#### PROBLEM
Exactly as they appear, output all of the records. Skip any images.

#### GIVEN ENTRIES
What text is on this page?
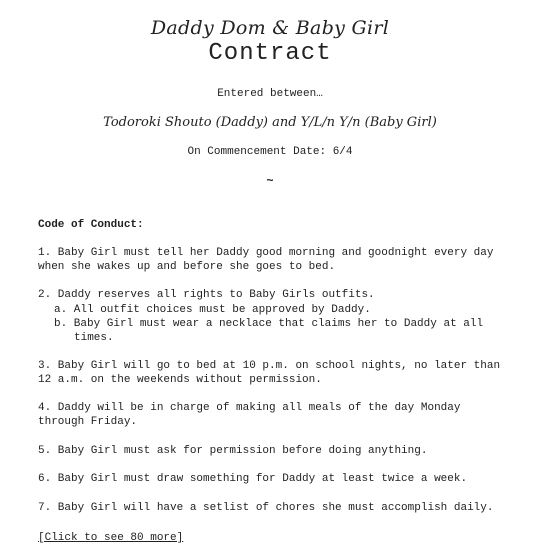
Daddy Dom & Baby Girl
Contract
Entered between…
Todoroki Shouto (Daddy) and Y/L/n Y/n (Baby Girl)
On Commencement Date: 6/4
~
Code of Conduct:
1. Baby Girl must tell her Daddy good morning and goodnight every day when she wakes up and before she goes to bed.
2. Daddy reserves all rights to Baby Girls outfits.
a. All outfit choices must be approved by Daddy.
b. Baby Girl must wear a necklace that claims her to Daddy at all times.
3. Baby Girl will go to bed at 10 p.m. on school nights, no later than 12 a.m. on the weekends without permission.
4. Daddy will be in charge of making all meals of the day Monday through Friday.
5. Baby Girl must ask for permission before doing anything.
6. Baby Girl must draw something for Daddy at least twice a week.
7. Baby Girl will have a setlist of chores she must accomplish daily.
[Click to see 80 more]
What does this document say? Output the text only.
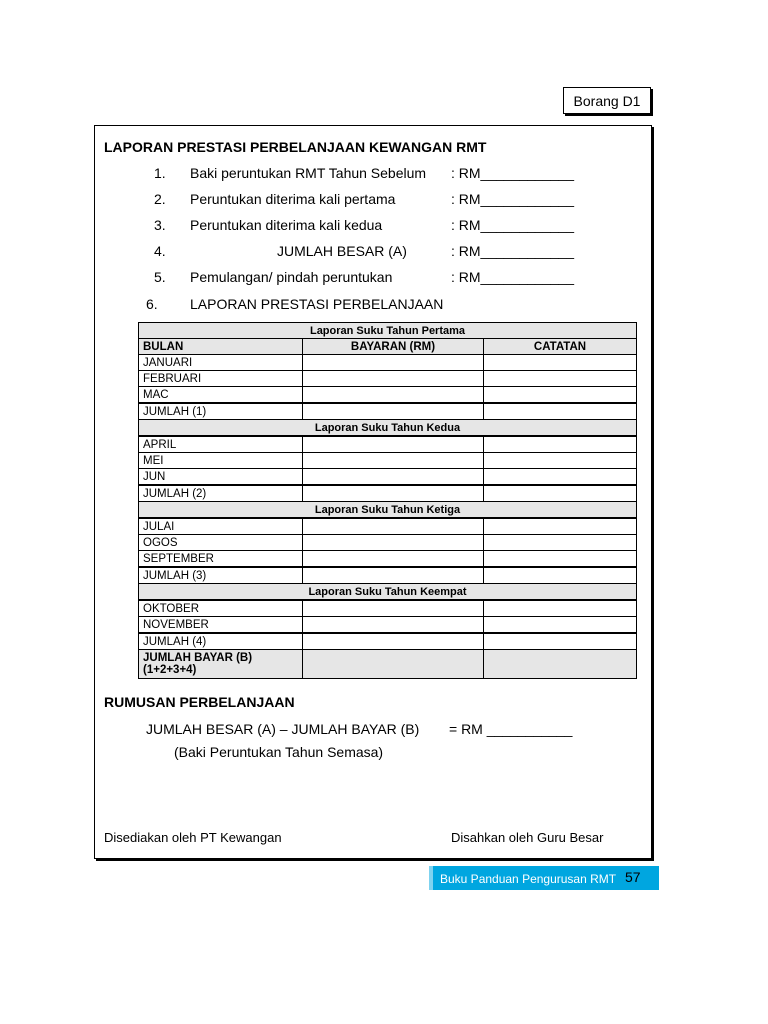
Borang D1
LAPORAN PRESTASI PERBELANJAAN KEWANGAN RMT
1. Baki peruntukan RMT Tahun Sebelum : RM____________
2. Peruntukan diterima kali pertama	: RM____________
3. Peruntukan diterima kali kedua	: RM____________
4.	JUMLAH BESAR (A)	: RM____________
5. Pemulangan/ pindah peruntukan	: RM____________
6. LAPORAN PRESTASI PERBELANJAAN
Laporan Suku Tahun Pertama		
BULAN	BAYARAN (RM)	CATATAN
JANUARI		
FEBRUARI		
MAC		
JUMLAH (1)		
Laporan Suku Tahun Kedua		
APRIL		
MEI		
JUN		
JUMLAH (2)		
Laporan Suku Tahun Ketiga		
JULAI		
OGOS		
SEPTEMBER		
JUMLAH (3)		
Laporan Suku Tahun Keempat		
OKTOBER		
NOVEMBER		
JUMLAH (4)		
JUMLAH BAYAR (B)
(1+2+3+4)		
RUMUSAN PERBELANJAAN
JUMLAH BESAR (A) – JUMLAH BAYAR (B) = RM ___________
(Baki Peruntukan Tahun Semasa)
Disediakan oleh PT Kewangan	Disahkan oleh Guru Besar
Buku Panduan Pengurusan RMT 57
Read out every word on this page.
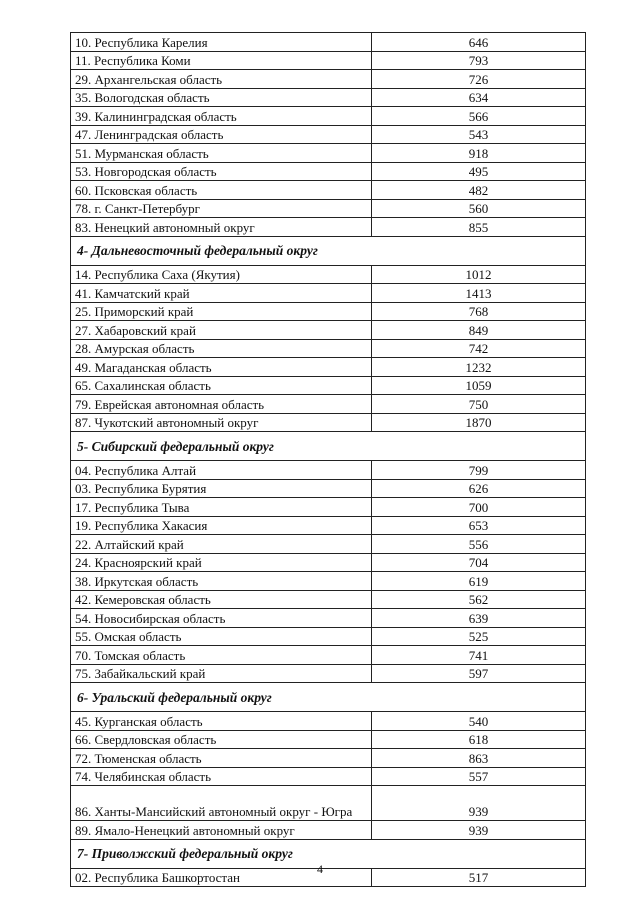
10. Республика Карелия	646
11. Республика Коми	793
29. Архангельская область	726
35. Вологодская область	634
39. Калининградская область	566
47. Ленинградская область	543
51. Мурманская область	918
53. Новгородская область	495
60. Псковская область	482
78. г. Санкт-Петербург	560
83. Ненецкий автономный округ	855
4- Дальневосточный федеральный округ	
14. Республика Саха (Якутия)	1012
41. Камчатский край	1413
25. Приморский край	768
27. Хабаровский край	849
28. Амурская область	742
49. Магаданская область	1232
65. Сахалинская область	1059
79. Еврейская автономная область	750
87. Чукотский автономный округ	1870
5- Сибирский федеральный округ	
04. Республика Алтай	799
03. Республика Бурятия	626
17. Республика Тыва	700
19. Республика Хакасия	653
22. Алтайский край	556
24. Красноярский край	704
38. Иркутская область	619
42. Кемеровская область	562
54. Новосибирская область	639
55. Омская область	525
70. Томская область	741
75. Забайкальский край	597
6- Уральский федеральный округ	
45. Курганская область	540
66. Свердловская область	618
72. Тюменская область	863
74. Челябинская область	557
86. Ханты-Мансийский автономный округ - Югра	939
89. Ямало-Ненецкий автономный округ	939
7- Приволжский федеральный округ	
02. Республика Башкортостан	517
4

#### CORRECT RESULT
What text is on this page?
Daddy Dom & Baby Girl
Contract
Entered between…
Todoroki Shouto (Daddy) and Y/L/n Y/n (Baby Girl)
On Commencement Date: 6/4
~
Code of Conduct:
1. Baby Girl must tell her Daddy good morning and goodnight every day when she wakes up and before she goes to bed.
2. Daddy reserves all rights to Baby Girls outfits.
a. All outfit choices must be approved by Daddy.
b. Baby Girl must wear a necklace that claims her to Daddy at all times.
3. Baby Girl will go to bed at 10 p.m. on school nights, no later than 12 a.m. on the weekends without permission.
4. Daddy will be in charge of making all meals of the day Monday through Friday.
5. Baby Girl must ask for permission before doing anything.
6. Baby Girl must draw something for Daddy at least twice a week.
7. Baby Girl will have a setlist of chores she must accomplish daily.
[Click to see 80 more]
What does this document say? Output the text only.
Borang D1
LAPORAN PRESTASI PERBELANJAAN KEWANGAN RMT
1. Baki peruntukan RMT Tahun Sebelum : RM____________
2. Peruntukan diterima kali pertama	: RM____________
3. Peruntukan diterima kali kedua	: RM____________
4.	JUMLAH BESAR (A)	: RM____________
5. Pemulangan/ pindah peruntukan	: RM____________
6. LAPORAN PRESTASI PERBELANJAAN
Laporan Suku Tahun Pertama		
BULAN	BAYARAN (RM)	CATATAN
JANUARI		
FEBRUARI		
MAC		
JUMLAH (1)		
Laporan Suku Tahun Kedua		
APRIL		
MEI		
JUN		
JUMLAH (2)		
Laporan Suku Tahun Ketiga		
JULAI		
OGOS		
SEPTEMBER		
JUMLAH (3)		
Laporan Suku Tahun Keempat		
OKTOBER		
NOVEMBER		
JUMLAH (4)		
JUMLAH BAYAR (B)
(1+2+3+4)		
RUMUSAN PERBELANJAAN
JUMLAH BESAR (A) – JUMLAH BAYAR (B) = RM ___________
(Baki Peruntukan Tahun Semasa)
Disediakan oleh PT Kewangan	Disahkan oleh Guru Besar
Buku Panduan Pengurusan RMT 57
Read out every word on this page.
10. Республика Карелия	646
11. Республика Коми	793
29. Архангельская область	726
35. Вологодская область	634
39. Калининградская область	566
47. Ленинградская область	543
51. Мурманская область	918
53. Новгородская область	495
60. Псковская область	482
78. г. Санкт-Петербург	560
83. Ненецкий автономный округ	855
4- Дальневосточный федеральный округ	
14. Республика Саха (Якутия)	1012
41. Камчатский край	1413
25. Приморский край	768
27. Хабаровский край	849
28. Амурская область	742
49. Магаданская область	1232
65. Сахалинская область	1059
79. Еврейская автономная область	750
87. Чукотский автономный округ	1870
5- Сибирский федеральный округ	
04. Республика Алтай	799
03. Республика Бурятия	626
17. Республика Тыва	700
19. Республика Хакасия	653
22. Алтайский край	556
24. Красноярский край	704
38. Иркутская область	619
42. Кемеровская область	562
54. Новосибирская область	639
55. Омская область	525
70. Томская область	741
75. Забайкальский край	597
6- Уральский федеральный округ	
45. Курганская область	540
66. Свердловская область	618
72. Тюменская область	863
74. Челябинская область	557
86. Ханты-Мансийский автономный округ - Югра	939
89. Ямало-Ненецкий автономный округ	939
7- Приволжский федеральный округ	
02. Республика Башкортостан	517
4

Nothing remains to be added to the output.